Exercise task: Filter the entries below, keeping every line that has the word "text".

---

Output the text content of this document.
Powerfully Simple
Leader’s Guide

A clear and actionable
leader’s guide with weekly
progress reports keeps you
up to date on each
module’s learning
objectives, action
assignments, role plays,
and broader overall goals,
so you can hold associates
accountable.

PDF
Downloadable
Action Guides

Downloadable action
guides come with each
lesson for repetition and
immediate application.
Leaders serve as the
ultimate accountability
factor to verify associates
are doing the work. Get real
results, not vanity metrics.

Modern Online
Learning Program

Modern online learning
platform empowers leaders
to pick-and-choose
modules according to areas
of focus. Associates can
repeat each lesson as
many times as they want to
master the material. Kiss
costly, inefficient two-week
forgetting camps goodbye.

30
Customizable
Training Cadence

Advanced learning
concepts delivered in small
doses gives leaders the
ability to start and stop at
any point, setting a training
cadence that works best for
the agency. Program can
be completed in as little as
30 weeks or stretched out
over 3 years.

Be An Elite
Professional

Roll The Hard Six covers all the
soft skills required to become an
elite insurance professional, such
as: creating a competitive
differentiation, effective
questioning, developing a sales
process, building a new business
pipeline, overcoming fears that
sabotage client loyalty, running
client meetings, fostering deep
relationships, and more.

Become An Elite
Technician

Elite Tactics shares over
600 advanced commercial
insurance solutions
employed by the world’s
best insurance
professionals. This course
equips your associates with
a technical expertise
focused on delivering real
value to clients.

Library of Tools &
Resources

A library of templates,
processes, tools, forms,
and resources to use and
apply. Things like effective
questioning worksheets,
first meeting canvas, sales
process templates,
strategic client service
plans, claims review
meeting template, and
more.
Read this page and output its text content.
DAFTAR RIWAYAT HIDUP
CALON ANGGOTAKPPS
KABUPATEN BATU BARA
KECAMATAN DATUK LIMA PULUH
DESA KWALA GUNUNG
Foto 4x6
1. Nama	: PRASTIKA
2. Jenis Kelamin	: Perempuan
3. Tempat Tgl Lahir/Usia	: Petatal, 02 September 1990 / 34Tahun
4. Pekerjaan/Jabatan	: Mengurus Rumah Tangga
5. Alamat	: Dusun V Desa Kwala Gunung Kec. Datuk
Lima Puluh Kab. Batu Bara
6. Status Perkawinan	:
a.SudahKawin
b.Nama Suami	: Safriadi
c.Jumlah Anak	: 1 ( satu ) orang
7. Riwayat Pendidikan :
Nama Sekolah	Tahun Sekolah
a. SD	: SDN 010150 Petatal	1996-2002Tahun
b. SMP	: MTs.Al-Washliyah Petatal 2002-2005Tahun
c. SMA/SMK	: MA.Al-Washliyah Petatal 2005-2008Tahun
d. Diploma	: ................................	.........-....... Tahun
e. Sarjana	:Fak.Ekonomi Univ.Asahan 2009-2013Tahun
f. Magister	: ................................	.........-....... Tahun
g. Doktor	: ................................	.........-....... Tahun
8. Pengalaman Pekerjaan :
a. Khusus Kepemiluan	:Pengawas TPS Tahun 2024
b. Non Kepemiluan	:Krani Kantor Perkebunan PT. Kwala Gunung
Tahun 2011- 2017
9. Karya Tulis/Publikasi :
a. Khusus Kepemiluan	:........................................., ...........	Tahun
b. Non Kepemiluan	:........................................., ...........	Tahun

---

Solution:
Output the text content of this document.
Read this page and output its text content.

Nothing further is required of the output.